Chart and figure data
•••••

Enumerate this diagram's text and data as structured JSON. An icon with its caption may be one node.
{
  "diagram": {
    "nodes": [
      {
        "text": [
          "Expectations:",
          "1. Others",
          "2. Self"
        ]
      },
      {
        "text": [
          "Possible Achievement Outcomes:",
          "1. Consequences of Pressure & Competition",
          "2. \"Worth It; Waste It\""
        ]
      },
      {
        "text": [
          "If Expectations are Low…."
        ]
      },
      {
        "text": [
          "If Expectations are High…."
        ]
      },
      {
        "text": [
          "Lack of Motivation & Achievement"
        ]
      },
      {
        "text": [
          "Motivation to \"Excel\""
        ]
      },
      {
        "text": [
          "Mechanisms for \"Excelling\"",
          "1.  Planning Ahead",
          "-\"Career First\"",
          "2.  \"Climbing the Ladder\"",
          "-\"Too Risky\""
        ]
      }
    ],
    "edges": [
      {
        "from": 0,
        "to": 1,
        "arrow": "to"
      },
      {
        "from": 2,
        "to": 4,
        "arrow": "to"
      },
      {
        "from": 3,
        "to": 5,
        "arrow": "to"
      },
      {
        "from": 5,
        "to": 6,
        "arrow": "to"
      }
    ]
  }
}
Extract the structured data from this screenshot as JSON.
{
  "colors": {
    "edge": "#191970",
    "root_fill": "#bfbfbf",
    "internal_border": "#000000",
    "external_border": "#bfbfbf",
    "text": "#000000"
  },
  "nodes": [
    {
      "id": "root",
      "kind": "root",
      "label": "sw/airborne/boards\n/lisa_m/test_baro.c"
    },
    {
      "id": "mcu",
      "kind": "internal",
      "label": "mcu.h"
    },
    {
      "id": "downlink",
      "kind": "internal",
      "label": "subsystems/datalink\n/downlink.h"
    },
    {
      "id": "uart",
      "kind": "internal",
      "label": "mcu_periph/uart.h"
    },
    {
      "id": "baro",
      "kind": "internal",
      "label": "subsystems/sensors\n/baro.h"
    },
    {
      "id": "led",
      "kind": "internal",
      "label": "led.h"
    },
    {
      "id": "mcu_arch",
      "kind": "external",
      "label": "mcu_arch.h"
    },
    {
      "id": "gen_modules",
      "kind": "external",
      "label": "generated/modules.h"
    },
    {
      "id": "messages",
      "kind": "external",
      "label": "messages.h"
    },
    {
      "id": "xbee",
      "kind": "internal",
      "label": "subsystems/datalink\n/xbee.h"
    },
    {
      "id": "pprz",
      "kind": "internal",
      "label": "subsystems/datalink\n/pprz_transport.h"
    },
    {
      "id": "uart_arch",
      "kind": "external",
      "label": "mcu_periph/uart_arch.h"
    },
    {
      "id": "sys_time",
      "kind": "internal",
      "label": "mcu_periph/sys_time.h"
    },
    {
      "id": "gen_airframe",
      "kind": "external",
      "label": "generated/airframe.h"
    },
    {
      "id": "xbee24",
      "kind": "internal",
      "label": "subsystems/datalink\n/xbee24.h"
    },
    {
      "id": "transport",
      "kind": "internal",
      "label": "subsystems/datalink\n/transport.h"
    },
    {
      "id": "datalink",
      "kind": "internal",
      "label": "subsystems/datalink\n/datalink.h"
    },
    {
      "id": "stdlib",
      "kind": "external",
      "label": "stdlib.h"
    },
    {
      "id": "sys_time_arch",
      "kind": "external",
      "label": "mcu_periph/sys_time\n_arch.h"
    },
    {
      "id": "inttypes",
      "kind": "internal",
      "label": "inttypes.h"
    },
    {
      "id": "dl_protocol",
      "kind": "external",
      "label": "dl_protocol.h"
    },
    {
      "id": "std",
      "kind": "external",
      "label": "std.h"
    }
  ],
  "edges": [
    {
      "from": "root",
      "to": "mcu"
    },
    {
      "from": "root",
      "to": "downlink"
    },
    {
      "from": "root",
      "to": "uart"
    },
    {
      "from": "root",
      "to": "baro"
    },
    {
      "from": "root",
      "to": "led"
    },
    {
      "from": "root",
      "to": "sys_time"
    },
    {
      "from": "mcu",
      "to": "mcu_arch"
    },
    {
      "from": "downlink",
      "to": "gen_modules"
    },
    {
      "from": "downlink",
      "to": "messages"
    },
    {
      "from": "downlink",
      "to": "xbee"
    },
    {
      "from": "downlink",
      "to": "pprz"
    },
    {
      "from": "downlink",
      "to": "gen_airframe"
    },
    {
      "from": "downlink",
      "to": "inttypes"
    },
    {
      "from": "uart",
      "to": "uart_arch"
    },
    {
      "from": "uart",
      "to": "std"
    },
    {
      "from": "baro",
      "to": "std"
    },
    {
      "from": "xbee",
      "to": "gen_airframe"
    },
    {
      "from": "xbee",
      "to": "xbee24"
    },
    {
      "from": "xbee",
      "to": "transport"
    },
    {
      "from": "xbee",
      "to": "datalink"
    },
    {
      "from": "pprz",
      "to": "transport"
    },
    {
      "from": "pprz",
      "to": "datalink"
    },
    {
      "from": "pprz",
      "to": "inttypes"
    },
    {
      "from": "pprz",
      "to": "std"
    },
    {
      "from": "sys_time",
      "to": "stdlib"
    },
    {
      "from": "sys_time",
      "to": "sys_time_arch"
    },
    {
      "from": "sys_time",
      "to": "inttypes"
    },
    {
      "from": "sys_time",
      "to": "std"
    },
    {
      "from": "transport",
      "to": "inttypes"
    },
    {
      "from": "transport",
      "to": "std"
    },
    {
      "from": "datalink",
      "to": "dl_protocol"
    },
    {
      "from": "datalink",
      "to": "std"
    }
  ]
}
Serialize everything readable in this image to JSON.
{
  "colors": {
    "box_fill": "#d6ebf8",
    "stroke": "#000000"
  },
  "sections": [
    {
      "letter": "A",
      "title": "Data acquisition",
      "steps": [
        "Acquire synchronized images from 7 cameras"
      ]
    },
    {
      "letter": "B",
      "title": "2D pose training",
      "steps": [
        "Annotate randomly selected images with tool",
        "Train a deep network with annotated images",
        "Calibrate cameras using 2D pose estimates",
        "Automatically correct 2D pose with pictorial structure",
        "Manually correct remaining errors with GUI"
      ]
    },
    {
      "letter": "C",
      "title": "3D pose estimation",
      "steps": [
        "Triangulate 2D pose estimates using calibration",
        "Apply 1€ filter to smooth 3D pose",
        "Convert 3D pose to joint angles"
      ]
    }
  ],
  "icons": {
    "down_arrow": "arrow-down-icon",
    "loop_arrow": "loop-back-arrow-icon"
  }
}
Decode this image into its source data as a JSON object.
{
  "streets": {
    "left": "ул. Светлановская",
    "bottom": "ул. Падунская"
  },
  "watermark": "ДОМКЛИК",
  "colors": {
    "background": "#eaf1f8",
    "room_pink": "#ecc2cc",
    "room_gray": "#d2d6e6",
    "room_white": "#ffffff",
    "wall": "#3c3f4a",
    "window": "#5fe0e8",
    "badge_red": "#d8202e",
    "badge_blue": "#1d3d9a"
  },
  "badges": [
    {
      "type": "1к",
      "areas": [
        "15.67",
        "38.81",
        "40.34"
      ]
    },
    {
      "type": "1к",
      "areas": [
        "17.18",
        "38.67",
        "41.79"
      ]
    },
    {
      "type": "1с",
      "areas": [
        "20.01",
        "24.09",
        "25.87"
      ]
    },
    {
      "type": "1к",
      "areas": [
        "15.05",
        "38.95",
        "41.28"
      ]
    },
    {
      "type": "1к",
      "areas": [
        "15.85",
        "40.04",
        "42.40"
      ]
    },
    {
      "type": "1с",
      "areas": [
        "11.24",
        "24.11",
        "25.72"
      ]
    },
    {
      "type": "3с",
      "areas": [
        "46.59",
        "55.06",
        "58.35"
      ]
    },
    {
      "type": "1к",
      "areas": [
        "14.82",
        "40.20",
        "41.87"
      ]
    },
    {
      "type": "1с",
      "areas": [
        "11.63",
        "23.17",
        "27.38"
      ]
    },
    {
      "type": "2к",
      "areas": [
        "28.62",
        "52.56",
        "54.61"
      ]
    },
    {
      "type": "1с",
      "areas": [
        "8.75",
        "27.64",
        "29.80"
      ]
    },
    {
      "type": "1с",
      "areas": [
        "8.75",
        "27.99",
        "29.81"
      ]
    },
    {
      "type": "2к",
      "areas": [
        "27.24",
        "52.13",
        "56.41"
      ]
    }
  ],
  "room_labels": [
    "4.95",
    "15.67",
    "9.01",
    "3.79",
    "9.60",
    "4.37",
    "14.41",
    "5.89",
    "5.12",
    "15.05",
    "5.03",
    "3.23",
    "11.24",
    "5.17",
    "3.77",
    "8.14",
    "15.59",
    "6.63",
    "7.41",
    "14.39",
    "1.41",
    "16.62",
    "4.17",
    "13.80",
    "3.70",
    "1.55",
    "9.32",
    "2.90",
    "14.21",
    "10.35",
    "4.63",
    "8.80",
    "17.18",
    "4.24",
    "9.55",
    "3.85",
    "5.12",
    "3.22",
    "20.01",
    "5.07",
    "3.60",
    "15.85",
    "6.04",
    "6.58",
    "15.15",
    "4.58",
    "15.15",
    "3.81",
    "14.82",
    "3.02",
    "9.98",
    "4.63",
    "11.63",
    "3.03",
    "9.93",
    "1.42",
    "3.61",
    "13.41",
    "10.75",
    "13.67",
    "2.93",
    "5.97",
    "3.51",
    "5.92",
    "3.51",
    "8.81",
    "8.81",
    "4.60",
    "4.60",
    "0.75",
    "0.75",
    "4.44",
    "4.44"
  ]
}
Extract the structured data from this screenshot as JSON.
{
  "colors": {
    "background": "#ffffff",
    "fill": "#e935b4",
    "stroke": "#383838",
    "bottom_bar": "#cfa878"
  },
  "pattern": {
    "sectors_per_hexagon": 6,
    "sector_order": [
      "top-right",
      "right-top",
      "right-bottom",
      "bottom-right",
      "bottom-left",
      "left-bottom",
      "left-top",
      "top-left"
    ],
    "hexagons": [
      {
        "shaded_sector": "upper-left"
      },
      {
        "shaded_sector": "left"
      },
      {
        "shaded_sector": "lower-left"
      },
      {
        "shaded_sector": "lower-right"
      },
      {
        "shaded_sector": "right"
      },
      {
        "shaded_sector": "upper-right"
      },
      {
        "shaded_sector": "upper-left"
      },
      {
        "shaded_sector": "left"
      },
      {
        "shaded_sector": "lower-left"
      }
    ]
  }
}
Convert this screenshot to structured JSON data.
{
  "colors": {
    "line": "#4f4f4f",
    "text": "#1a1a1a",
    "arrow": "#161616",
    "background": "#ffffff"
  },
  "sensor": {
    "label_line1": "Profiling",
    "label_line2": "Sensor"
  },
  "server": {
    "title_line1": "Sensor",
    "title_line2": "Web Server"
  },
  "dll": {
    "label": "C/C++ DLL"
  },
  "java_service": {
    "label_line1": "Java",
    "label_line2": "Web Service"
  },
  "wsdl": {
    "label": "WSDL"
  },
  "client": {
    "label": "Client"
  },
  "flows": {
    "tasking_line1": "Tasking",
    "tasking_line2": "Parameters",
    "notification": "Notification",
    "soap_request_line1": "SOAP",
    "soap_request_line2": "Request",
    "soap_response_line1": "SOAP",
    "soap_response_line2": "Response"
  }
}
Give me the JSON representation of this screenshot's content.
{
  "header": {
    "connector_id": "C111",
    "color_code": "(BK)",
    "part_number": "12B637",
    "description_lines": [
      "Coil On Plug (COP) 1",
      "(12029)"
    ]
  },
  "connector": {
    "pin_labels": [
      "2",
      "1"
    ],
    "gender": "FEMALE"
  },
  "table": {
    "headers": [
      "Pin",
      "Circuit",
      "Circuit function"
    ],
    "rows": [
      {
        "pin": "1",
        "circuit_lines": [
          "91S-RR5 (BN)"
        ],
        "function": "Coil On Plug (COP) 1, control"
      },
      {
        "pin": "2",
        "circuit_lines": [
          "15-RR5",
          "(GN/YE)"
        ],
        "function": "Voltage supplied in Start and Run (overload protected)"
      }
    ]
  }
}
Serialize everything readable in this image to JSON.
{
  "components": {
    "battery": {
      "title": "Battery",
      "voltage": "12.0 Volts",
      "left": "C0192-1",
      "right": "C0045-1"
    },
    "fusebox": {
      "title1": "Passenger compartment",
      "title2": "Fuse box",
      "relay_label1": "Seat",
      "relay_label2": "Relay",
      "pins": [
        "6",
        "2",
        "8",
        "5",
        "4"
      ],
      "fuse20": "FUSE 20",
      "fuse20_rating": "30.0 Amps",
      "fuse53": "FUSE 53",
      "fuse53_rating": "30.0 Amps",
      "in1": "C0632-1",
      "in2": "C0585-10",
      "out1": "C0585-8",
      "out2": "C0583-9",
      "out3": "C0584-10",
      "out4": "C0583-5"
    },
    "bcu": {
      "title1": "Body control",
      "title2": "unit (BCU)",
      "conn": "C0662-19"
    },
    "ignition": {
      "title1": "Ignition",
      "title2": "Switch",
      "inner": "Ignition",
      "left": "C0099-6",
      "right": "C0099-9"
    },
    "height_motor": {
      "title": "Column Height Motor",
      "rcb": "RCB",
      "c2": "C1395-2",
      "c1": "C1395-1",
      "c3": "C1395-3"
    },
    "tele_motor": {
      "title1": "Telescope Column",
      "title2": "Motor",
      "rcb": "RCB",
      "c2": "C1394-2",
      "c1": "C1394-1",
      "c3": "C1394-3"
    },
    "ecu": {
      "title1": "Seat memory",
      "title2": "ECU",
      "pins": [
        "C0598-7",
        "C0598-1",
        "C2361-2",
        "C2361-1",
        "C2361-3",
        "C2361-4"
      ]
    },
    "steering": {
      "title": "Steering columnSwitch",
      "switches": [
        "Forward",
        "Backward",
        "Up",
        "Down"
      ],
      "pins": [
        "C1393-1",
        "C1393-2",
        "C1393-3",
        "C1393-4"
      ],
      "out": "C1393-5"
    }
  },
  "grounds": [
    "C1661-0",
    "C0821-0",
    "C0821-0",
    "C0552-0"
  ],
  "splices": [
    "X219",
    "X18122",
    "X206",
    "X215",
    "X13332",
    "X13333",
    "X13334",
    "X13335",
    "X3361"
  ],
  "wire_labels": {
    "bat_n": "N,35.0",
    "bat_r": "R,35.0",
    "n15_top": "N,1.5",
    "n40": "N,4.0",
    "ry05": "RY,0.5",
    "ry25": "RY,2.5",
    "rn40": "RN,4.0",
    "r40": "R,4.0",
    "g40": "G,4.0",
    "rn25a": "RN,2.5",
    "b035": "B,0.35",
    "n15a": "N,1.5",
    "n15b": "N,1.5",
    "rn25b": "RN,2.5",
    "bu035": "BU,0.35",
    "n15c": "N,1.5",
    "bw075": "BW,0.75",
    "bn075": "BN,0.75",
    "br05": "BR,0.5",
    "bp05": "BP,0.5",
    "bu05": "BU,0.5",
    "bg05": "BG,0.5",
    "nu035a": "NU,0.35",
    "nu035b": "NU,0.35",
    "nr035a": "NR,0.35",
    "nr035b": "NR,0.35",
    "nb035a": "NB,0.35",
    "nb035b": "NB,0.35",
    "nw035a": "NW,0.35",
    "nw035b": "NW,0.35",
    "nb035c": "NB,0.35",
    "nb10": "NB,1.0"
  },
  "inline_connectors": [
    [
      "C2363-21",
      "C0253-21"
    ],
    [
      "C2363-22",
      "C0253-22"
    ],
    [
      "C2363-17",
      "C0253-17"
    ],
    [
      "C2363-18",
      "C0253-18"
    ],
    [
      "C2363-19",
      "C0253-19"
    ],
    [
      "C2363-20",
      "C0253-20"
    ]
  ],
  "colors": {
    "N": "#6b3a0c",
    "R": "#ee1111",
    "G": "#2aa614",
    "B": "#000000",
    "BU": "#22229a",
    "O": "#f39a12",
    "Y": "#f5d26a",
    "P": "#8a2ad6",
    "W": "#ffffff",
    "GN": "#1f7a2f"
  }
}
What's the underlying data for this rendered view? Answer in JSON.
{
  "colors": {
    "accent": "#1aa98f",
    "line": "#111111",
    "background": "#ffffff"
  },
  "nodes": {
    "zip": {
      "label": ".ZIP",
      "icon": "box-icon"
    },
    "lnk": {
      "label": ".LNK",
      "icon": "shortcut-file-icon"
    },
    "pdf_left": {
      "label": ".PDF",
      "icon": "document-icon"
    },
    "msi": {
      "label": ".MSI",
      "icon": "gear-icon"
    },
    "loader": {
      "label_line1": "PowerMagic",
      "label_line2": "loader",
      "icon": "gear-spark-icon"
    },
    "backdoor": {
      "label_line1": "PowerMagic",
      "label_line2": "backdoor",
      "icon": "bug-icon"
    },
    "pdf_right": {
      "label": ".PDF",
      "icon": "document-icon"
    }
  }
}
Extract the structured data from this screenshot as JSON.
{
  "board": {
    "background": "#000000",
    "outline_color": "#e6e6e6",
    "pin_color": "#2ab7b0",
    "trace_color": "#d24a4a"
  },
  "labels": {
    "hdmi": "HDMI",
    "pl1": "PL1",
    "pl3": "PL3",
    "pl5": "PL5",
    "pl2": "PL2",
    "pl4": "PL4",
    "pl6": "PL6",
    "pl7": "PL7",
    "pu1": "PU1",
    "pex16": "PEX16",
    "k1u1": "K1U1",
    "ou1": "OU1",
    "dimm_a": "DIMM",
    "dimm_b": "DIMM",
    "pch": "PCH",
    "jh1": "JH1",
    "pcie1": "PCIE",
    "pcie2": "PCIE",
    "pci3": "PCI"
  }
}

•••••

> [Required task] Check every line of the entries above for the word "estimates" and report how many lines contain it, giving the number only.

> [Reply to the task] 2